--- EXCERPT PROVIDED Enclosed Below ---

Commissioner Christy Goldsmith Romero emphasized the necessity of companies being adequately prepared for the volatility of digital assets and the emergence of novel risks arising from advancements in technologies such as artificial intelligence, cloud services, and digital assets integration within the banking and brokerage sectors. The dynamic nature of these emerging markets prompts a review of risk management measures.

The US looks to make progress

As US investors push to clarify which crypto assets are securities and commodities, reports from June 2 revealed that The US Senate is formulating a bill to restructure and redefine regulations for the cryptocurrency industry. 

The proposed legislation aims to reclassify digital assets from securities to commodities, providing clear guidelines and consistency in this evolving landscape. Discussions among bipartisan House committees, Senate members, regulators, and the private sector will focus on market structure reforms and addressing stakeholders’ concerns.

--- End of Enclosed EXCERPT PROVIDED ---

--- CHECK YOUR UNDERSTANDING ---
#1 Condense the paragraph beginning "The proposed legislation aims" from the crypto regulation excerpt into a short bulleted list that keeps its main facts.
#2 Copy everything in the crypto regulation excerpt from "As US investors" down to "addressing stakeholders’ concerns.", without altering any words.

--- DATASET Enclosed Below ---

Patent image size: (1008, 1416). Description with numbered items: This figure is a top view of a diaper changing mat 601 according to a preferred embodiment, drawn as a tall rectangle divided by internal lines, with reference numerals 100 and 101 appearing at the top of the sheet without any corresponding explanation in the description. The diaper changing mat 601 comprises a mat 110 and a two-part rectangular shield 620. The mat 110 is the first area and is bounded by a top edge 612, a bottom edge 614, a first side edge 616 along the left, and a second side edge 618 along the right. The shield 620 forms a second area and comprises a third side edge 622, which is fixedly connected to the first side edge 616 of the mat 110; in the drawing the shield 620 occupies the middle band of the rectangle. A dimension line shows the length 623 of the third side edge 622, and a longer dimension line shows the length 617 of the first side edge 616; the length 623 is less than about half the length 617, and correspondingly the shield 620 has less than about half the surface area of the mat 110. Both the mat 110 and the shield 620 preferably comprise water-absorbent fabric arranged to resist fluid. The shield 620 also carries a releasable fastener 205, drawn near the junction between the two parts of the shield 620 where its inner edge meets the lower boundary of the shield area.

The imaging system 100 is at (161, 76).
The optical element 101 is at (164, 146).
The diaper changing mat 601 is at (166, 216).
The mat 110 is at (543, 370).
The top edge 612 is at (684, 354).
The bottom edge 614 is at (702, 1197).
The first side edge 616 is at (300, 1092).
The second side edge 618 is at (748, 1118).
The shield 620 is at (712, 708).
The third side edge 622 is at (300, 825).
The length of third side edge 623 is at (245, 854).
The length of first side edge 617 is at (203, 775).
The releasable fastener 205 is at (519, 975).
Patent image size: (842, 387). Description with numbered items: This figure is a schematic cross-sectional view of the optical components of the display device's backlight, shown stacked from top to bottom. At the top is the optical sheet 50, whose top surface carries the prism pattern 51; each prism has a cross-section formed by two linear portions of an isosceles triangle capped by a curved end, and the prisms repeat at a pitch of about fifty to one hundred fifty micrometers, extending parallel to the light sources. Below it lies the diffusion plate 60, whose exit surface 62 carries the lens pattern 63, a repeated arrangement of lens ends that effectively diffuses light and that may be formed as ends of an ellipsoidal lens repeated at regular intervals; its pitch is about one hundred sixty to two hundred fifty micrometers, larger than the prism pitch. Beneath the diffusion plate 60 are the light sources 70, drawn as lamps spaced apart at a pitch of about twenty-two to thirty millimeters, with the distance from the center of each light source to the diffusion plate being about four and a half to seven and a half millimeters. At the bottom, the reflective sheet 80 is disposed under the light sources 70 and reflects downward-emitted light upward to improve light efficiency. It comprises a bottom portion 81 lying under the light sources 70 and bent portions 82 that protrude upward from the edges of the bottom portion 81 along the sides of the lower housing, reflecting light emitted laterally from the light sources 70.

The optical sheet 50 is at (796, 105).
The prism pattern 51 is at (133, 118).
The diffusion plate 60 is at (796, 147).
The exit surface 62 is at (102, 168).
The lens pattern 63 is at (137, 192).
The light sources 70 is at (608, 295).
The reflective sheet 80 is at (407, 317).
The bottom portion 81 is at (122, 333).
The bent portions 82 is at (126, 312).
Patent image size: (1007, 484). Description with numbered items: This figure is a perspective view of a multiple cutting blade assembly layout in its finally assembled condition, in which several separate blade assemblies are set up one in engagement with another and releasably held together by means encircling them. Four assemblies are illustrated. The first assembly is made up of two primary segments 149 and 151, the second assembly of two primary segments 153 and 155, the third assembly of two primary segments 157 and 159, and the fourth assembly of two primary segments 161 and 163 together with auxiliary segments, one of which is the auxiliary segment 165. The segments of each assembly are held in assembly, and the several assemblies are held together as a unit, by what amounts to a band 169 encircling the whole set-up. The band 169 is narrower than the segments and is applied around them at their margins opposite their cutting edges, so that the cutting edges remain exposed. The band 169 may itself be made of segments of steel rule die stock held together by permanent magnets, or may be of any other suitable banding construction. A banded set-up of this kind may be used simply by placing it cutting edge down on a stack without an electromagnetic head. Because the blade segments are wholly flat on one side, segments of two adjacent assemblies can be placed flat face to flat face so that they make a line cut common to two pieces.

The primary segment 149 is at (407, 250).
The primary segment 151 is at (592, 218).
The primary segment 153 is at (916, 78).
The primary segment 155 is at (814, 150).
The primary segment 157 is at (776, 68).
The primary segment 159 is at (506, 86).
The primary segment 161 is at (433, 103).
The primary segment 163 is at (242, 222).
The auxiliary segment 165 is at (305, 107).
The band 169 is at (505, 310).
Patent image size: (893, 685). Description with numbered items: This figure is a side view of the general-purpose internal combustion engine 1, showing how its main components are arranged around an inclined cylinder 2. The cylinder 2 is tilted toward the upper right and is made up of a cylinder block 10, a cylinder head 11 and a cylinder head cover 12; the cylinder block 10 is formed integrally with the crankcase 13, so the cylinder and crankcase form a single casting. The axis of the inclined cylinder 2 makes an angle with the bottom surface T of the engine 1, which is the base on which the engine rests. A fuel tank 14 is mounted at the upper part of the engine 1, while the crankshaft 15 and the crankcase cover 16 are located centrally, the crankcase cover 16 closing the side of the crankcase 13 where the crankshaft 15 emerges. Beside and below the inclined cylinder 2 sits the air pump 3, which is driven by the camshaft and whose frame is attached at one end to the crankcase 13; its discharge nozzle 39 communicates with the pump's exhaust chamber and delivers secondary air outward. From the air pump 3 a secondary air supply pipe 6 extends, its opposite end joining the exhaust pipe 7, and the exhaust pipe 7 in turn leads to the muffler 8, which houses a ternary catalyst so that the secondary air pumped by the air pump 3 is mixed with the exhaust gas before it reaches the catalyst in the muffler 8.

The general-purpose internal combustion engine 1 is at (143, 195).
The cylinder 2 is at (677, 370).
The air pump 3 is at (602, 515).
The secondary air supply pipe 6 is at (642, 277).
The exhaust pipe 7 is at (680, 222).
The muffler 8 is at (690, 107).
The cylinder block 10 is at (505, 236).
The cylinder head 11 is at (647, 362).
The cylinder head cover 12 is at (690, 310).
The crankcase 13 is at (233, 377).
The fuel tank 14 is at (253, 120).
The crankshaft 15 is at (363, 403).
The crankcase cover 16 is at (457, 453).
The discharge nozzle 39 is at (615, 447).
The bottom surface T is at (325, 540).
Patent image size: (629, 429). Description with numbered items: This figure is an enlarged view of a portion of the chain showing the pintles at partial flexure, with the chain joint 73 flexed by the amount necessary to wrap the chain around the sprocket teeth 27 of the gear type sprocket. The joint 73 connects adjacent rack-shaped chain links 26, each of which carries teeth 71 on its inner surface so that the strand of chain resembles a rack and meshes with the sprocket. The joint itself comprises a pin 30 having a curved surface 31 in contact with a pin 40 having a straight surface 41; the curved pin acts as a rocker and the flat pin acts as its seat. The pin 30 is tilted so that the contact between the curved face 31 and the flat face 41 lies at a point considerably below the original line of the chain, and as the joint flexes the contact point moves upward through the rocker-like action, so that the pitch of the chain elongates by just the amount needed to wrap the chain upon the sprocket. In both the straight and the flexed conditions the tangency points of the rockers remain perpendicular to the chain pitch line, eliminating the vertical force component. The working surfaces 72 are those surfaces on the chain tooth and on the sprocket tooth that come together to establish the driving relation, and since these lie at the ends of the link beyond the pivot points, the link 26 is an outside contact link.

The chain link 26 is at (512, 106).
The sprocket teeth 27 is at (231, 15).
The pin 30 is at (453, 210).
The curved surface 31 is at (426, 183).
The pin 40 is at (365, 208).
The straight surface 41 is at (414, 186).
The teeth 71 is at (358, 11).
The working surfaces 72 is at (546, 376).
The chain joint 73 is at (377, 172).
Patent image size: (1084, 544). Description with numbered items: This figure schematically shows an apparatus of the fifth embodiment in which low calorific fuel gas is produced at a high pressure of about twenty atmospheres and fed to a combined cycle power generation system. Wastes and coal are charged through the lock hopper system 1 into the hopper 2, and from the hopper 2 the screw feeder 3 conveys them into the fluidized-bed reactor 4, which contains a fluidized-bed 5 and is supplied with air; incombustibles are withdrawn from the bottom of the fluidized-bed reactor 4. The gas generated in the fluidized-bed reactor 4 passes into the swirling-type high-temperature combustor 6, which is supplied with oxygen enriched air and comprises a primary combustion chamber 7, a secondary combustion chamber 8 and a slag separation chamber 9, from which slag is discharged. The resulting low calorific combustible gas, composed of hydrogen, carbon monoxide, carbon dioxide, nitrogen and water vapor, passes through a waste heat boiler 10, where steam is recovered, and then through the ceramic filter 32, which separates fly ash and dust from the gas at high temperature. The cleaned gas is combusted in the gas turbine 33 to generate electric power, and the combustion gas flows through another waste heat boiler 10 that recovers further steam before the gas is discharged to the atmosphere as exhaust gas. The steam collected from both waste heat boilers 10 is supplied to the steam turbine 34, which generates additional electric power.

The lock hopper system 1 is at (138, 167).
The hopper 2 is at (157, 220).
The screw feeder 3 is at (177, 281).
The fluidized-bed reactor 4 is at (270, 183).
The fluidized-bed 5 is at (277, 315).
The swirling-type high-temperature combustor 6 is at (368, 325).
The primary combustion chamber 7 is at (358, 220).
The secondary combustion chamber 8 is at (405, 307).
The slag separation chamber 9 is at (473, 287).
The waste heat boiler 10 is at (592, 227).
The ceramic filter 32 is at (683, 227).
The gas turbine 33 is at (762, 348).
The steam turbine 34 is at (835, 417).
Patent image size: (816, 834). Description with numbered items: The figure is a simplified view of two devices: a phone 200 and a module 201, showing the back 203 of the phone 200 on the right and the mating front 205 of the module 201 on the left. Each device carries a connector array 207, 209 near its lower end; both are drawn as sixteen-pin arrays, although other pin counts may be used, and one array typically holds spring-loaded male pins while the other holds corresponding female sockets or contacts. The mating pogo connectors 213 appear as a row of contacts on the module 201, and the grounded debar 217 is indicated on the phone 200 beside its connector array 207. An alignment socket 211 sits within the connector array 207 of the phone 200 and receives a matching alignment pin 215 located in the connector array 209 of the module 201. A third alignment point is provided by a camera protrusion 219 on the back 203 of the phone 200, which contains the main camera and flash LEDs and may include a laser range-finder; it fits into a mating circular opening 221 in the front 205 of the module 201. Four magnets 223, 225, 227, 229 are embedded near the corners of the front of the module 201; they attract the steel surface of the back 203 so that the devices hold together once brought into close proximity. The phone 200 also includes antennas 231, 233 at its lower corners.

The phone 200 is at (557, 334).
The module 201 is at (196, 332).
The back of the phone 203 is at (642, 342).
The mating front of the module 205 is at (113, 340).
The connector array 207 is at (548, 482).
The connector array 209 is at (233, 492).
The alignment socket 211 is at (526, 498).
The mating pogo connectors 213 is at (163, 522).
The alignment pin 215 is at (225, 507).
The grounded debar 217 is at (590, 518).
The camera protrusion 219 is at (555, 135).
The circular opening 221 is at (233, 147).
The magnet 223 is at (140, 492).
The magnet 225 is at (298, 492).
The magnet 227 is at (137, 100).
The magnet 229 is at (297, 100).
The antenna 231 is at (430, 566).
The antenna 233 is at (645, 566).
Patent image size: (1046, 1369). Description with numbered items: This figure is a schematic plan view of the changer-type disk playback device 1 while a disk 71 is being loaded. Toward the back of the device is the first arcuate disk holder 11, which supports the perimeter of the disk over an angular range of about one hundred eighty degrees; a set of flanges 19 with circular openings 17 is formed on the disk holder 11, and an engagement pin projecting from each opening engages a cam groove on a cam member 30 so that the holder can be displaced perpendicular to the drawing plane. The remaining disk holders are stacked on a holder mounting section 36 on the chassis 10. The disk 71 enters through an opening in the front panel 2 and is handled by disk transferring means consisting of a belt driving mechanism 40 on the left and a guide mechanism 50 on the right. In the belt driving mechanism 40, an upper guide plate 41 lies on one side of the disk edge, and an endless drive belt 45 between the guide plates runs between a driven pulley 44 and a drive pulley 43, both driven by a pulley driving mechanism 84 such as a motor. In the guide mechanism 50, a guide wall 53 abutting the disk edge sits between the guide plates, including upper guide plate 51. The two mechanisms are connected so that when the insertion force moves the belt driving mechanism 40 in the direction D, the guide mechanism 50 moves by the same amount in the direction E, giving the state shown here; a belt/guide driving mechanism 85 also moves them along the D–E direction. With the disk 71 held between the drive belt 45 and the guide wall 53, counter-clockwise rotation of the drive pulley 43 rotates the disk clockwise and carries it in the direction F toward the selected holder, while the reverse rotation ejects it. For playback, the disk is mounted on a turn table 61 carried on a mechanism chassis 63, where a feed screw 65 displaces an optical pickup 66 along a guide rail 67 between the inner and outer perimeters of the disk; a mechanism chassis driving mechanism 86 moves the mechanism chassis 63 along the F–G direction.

--- End of Enclosed DATASET ---

--- ANSWER SECTION ---
#1
- The proposed legislation would reclassify digital assets from securities to commodities.
- It aims to give clear guidelines and consistency in an evolving landscape.
- Bipartisan House committees, Senate members, regulators, and the private sector will discuss it.
- Those discussions will focus on market structure reforms and on stakeholders' concerns.

#2
As US investors push to clarify which crypto assets are securities and commodities, reports from June 2 revealed that The US Senate is formulating a bill to restructure and redefine regulations for the cryptocurrency industry. 

The proposed legislation aims to reclassify digital assets from securities to commodities, providing clear guidelines and consistency in this evolving landscape. Discussions among bipartisan House committees, Senate members, regulators, and the private sector will focus on market structure reforms and addressing stakeholders’ concerns.